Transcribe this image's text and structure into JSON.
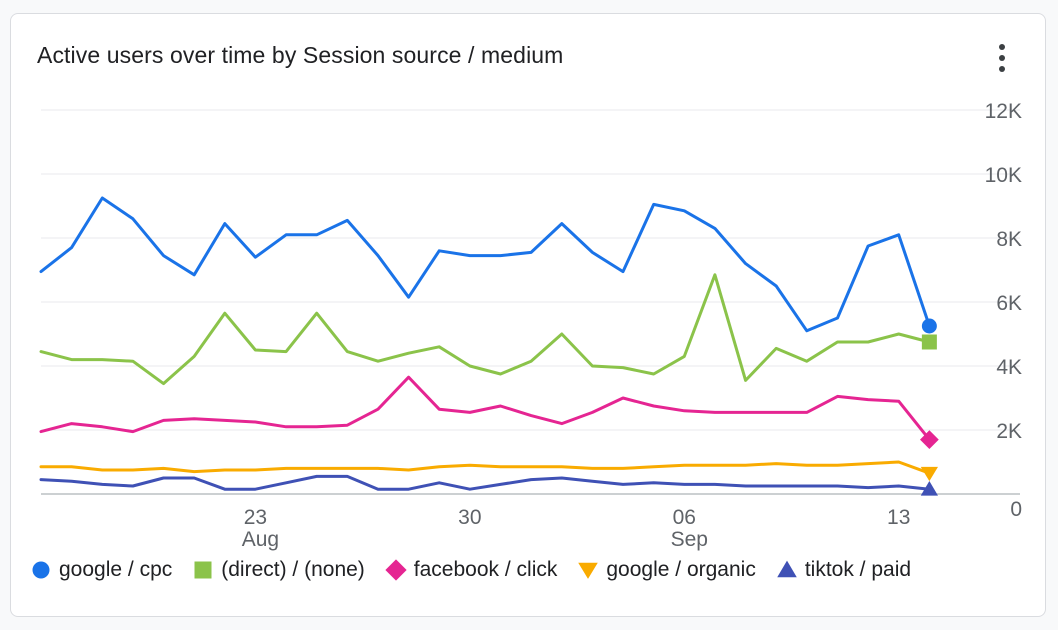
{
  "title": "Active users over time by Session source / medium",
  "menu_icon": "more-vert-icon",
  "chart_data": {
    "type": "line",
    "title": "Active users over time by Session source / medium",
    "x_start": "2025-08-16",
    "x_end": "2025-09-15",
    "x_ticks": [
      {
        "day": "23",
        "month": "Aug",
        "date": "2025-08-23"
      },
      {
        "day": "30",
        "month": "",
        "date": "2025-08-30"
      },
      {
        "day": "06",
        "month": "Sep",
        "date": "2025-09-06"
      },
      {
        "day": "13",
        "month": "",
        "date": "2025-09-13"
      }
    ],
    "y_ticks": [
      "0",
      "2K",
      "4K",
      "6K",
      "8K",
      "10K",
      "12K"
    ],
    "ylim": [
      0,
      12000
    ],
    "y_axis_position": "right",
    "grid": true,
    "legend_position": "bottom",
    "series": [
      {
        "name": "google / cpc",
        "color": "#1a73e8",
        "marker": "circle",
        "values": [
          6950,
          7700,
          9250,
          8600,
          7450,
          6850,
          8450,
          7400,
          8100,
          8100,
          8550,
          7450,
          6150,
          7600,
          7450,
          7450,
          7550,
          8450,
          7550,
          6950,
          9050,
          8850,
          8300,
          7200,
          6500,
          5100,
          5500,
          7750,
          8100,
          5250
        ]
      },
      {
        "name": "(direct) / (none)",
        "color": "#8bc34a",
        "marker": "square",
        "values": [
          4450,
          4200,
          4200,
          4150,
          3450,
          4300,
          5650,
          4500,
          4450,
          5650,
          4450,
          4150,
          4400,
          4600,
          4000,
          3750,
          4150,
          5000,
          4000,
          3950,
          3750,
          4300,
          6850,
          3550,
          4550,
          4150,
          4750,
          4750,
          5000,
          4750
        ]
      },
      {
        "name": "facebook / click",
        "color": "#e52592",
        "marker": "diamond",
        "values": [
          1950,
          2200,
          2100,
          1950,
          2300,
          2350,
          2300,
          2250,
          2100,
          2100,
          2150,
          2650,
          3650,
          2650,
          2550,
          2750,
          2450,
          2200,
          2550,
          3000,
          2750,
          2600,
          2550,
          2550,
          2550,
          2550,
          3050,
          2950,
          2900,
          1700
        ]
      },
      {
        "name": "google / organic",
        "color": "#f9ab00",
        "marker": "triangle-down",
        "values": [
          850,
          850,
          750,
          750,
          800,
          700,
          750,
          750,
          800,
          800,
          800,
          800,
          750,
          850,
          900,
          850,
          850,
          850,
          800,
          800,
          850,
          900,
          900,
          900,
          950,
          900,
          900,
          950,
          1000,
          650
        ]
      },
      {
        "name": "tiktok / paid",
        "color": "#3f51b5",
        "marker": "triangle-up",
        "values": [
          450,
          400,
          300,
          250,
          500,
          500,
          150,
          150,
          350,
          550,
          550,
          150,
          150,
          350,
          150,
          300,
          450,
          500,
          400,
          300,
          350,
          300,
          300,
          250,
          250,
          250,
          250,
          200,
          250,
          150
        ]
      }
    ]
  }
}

### INSTRUCTIONS TO FOLLOW
Write the listing above out again exactly, dropping each image.

### ANSWER TO THE TASK
Transcribe this image's text and structure into JSON.
{
  "title": "Active users over time by Session source / medium",
  "menu_icon": "more-vert-icon",
  "chart_data": {
    "type": "line",
    "title": "Active users over time by Session source / medium",
    "x_start": "2025-08-16",
    "x_end": "2025-09-15",
    "x_ticks": [
      {
        "day": "23",
        "month": "Aug",
        "date": "2025-08-23"
      },
      {
        "day": "30",
        "month": "",
        "date": "2025-08-30"
      },
      {
        "day": "06",
        "month": "Sep",
        "date": "2025-09-06"
      },
      {
        "day": "13",
        "month": "",
        "date": "2025-09-13"
      }
    ],
    "y_ticks": [
      "0",
      "2K",
      "4K",
      "6K",
      "8K",
      "10K",
      "12K"
    ],
    "ylim": [
      0,
      12000
    ],
    "y_axis_position": "right",
    "grid": true,
    "legend_position": "bottom",
    "series": [
      {
        "name": "google / cpc",
        "color": "#1a73e8",
        "marker": "circle",
        "values": [
          6950,
          7700,
          9250,
          8600,
          7450,
          6850,
          8450,
          7400,
          8100,
          8100,
          8550,
          7450,
          6150,
          7600,
          7450,
          7450,
          7550,
          8450,
          7550,
          6950,
          9050,
          8850,
          8300,
          7200,
          6500,
          5100,
          5500,
          7750,
          8100,
          5250
        ]
      },
      {
        "name": "(direct) / (none)",
        "color": "#8bc34a",
        "marker": "square",
        "values": [
          4450,
          4200,
          4200,
          4150,
          3450,
          4300,
          5650,
          4500,
          4450,
          5650,
          4450,
          4150,
          4400,
          4600,
          4000,
          3750,
          4150,
          5000,
          4000,
          3950,
          3750,
          4300,
          6850,
          3550,
          4550,
          4150,
          4750,
          4750,
          5000,
          4750
        ]
      },
      {
        "name": "facebook / click",
        "color": "#e52592",
        "marker": "diamond",
        "values": [
          1950,
          2200,
          2100,
          1950,
          2300,
          2350,
          2300,
          2250,
          2100,
          2100,
          2150,
          2650,
          3650,
          2650,
          2550,
          2750,
          2450,
          2200,
          2550,
          3000,
          2750,
          2600,
          2550,
          2550,
          2550,
          2550,
          3050,
          2950,
          2900,
          1700
        ]
      },
      {
        "name": "google / organic",
        "color": "#f9ab00",
        "marker": "triangle-down",
        "values": [
          850,
          850,
          750,
          750,
          800,
          700,
          750,
          750,
          800,
          800,
          800,
          800,
          750,
          850,
          900,
          850,
          850,
          850,
          800,
          800,
          850,
          900,
          900,
          900,
          950,
          900,
          900,
          950,
          1000,
          650
        ]
      },
      {
        "name": "tiktok / paid",
        "color": "#3f51b5",
        "marker": "triangle-up",
        "values": [
          450,
          400,
          300,
          250,
          500,
          500,
          150,
          150,
          350,
          550,
          550,
          150,
          150,
          350,
          150,
          300,
          450,
          500,
          400,
          300,
          350,
          300,
          300,
          250,
          250,
          250,
          250,
          200,
          250,
          150
        ]
      }
    ]
  }
}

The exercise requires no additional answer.